■ Exercise ■
Give the data again, word for word.

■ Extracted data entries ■

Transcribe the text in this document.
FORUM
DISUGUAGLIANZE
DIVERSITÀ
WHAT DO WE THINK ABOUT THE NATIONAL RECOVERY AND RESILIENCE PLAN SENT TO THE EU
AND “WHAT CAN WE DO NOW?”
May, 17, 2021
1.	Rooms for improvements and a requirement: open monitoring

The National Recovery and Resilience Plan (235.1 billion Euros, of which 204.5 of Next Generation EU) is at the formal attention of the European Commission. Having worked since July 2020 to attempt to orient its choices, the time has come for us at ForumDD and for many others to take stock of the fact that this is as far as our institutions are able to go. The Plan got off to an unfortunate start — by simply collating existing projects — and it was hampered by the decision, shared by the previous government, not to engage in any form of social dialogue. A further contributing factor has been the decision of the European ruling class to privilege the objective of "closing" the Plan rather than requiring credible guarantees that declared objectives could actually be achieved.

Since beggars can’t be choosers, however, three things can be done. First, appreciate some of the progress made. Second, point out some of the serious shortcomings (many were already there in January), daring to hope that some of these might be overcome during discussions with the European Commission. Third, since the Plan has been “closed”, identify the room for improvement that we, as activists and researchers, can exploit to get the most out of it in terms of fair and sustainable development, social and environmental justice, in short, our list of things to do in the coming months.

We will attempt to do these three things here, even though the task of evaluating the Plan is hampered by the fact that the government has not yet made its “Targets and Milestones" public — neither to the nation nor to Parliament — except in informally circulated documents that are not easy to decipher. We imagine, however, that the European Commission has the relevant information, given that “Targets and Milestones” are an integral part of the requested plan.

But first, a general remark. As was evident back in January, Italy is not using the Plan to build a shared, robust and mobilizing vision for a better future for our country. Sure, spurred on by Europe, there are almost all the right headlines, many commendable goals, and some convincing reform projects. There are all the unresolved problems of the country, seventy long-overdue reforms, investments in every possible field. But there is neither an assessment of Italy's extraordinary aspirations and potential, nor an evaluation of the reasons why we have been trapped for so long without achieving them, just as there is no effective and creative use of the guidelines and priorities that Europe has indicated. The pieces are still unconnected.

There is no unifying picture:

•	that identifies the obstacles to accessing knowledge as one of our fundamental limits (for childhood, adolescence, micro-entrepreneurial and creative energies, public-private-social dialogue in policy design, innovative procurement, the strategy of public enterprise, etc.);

■ In response ■
Transcribe the text in this document.
FORUM
DISUGUAGLIANZE
DIVERSITÀ
WHAT DO WE THINK ABOUT THE NATIONAL RECOVERY AND RESILIENCE PLAN SENT TO THE EU
AND “WHAT CAN WE DO NOW?”
May, 17, 2021
1.	Rooms for improvements and a requirement: open monitoring

The National Recovery and Resilience Plan (235.1 billion Euros, of which 204.5 of Next Generation EU) is at the formal attention of the European Commission. Having worked since July 2020 to attempt to orient its choices, the time has come for us at ForumDD and for many others to take stock of the fact that this is as far as our institutions are able to go. The Plan got off to an unfortunate start — by simply collating existing projects — and it was hampered by the decision, shared by the previous government, not to engage in any form of social dialogue. A further contributing factor has been the decision of the European ruling class to privilege the objective of "closing" the Plan rather than requiring credible guarantees that declared objectives could actually be achieved.

Since beggars can’t be choosers, however, three things can be done. First, appreciate some of the progress made. Second, point out some of the serious shortcomings (many were already there in January), daring to hope that some of these might be overcome during discussions with the European Commission. Third, since the Plan has been “closed”, identify the room for improvement that we, as activists and researchers, can exploit to get the most out of it in terms of fair and sustainable development, social and environmental justice, in short, our list of things to do in the coming months.

We will attempt to do these three things here, even though the task of evaluating the Plan is hampered by the fact that the government has not yet made its “Targets and Milestones" public — neither to the nation nor to Parliament — except in informally circulated documents that are not easy to decipher. We imagine, however, that the European Commission has the relevant information, given that “Targets and Milestones” are an integral part of the requested plan.

But first, a general remark. As was evident back in January, Italy is not using the Plan to build a shared, robust and mobilizing vision for a better future for our country. Sure, spurred on by Europe, there are almost all the right headlines, many commendable goals, and some convincing reform projects. There are all the unresolved problems of the country, seventy long-overdue reforms, investments in every possible field. But there is neither an assessment of Italy's extraordinary aspirations and potential, nor an evaluation of the reasons why we have been trapped for so long without achieving them, just as there is no effective and creative use of the guidelines and priorities that Europe has indicated. The pieces are still unconnected.

There is no unifying picture:

•	that identifies the obstacles to accessing knowledge as one of our fundamental limits (for childhood, adolescence, micro-entrepreneurial and creative energies, public-private-social dialogue in policy design, innovative procurement, the strategy of public enterprise, etc.);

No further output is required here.